REQUIREMENT -> Below is a listing to write out in full, exactly as given, without its pictures.
--- Begin SUPPLIED MATERIAL ---
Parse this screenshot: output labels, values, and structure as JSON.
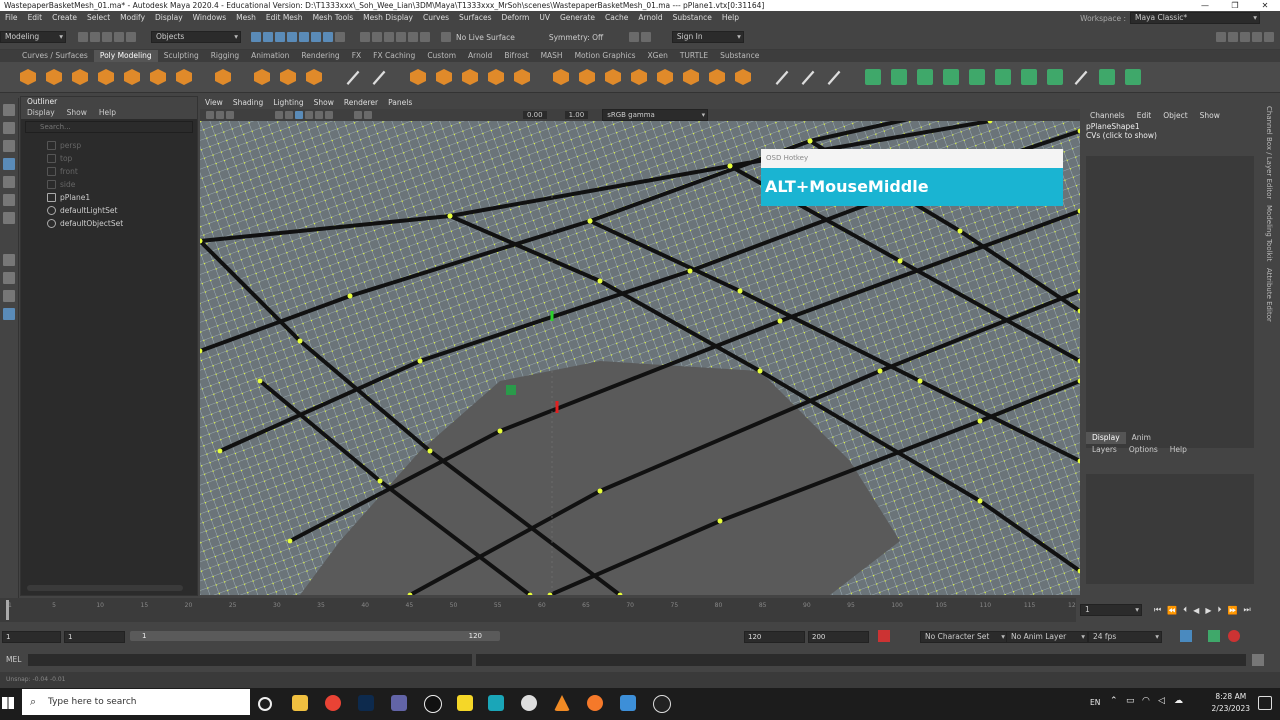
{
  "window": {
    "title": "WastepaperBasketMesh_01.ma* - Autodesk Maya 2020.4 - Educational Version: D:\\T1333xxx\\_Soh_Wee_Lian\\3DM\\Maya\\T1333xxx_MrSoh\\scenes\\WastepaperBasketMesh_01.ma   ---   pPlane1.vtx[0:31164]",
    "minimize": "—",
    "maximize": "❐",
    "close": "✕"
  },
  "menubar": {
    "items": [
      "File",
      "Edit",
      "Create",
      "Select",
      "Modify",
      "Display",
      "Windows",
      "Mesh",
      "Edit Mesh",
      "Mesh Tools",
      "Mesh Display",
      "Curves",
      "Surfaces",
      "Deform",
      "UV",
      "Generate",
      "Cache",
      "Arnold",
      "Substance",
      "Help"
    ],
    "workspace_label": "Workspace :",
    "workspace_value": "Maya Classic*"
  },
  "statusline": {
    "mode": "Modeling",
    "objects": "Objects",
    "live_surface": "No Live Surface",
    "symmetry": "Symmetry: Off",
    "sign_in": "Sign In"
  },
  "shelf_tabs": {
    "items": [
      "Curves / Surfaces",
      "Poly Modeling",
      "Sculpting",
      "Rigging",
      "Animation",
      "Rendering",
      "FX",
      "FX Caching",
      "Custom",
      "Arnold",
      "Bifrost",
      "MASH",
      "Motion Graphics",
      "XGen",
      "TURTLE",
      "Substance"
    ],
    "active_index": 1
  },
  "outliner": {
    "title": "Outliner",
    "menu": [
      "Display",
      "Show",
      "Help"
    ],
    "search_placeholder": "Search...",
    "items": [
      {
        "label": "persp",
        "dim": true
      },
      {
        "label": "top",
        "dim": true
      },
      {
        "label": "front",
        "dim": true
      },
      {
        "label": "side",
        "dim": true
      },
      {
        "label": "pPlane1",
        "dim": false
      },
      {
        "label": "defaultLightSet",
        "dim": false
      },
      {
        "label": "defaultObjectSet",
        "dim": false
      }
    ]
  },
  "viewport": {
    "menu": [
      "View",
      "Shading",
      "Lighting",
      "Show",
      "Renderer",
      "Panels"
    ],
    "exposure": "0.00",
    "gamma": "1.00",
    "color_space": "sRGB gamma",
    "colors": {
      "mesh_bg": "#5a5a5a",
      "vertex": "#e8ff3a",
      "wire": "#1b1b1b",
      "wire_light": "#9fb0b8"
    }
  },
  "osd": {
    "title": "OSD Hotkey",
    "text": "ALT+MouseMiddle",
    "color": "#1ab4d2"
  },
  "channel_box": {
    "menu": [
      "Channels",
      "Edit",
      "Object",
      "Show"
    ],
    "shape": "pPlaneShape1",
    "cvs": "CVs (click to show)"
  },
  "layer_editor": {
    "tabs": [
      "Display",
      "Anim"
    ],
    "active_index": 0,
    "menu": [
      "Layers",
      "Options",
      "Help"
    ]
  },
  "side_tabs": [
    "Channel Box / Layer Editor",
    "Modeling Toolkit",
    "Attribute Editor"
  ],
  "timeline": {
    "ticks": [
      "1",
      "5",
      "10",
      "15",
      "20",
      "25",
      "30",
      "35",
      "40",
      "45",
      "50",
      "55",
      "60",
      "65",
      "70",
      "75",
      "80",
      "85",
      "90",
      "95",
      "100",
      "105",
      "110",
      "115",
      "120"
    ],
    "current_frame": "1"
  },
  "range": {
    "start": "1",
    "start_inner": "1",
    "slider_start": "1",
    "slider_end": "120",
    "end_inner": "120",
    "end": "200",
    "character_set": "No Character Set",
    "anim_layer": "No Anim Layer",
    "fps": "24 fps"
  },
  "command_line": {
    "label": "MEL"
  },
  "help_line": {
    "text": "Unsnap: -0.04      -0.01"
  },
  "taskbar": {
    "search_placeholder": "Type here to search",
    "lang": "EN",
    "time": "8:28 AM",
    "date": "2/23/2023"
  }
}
--- End SUPPLIED MATERIAL ---
PROBLEM SOLUTION ->
Parse this screenshot: output labels, values, and structure as JSON.
{
  "window": {
    "title": "WastepaperBasketMesh_01.ma* - Autodesk Maya 2020.4 - Educational Version: D:\\T1333xxx\\_Soh_Wee_Lian\\3DM\\Maya\\T1333xxx_MrSoh\\scenes\\WastepaperBasketMesh_01.ma   ---   pPlane1.vtx[0:31164]",
    "minimize": "—",
    "maximize": "❐",
    "close": "✕"
  },
  "menubar": {
    "items": [
      "File",
      "Edit",
      "Create",
      "Select",
      "Modify",
      "Display",
      "Windows",
      "Mesh",
      "Edit Mesh",
      "Mesh Tools",
      "Mesh Display",
      "Curves",
      "Surfaces",
      "Deform",
      "UV",
      "Generate",
      "Cache",
      "Arnold",
      "Substance",
      "Help"
    ],
    "workspace_label": "Workspace :",
    "workspace_value": "Maya Classic*"
  },
  "statusline": {
    "mode": "Modeling",
    "objects": "Objects",
    "live_surface": "No Live Surface",
    "symmetry": "Symmetry: Off",
    "sign_in": "Sign In"
  },
  "shelf_tabs": {
    "items": [
      "Curves / Surfaces",
      "Poly Modeling",
      "Sculpting",
      "Rigging",
      "Animation",
      "Rendering",
      "FX",
      "FX Caching",
      "Custom",
      "Arnold",
      "Bifrost",
      "MASH",
      "Motion Graphics",
      "XGen",
      "TURTLE",
      "Substance"
    ],
    "active_index": 1
  },
  "outliner": {
    "title": "Outliner",
    "menu": [
      "Display",
      "Show",
      "Help"
    ],
    "search_placeholder": "Search...",
    "items": [
      {
        "label": "persp",
        "dim": true
      },
      {
        "label": "top",
        "dim": true
      },
      {
        "label": "front",
        "dim": true
      },
      {
        "label": "side",
        "dim": true
      },
      {
        "label": "pPlane1",
        "dim": false
      },
      {
        "label": "defaultLightSet",
        "dim": false
      },
      {
        "label": "defaultObjectSet",
        "dim": false
      }
    ]
  },
  "viewport": {
    "menu": [
      "View",
      "Shading",
      "Lighting",
      "Show",
      "Renderer",
      "Panels"
    ],
    "exposure": "0.00",
    "gamma": "1.00",
    "color_space": "sRGB gamma",
    "colors": {
      "mesh_bg": "#5a5a5a",
      "vertex": "#e8ff3a",
      "wire": "#1b1b1b",
      "wire_light": "#9fb0b8"
    }
  },
  "osd": {
    "title": "OSD Hotkey",
    "text": "ALT+MouseMiddle",
    "color": "#1ab4d2"
  },
  "channel_box": {
    "menu": [
      "Channels",
      "Edit",
      "Object",
      "Show"
    ],
    "shape": "pPlaneShape1",
    "cvs": "CVs (click to show)"
  },
  "layer_editor": {
    "tabs": [
      "Display",
      "Anim"
    ],
    "active_index": 0,
    "menu": [
      "Layers",
      "Options",
      "Help"
    ]
  },
  "side_tabs": [
    "Channel Box / Layer Editor",
    "Modeling Toolkit",
    "Attribute Editor"
  ],
  "timeline": {
    "ticks": [
      "1",
      "5",
      "10",
      "15",
      "20",
      "25",
      "30",
      "35",
      "40",
      "45",
      "50",
      "55",
      "60",
      "65",
      "70",
      "75",
      "80",
      "85",
      "90",
      "95",
      "100",
      "105",
      "110",
      "115",
      "120"
    ],
    "current_frame": "1"
  },
  "range": {
    "start": "1",
    "start_inner": "1",
    "slider_start": "1",
    "slider_end": "120",
    "end_inner": "120",
    "end": "200",
    "character_set": "No Character Set",
    "anim_layer": "No Anim Layer",
    "fps": "24 fps"
  },
  "command_line": {
    "label": "MEL"
  },
  "help_line": {
    "text": "Unsnap: -0.04      -0.01"
  },
  "taskbar": {
    "search_placeholder": "Type here to search",
    "lang": "EN",
    "time": "8:28 AM",
    "date": "2/23/2023"
  }
}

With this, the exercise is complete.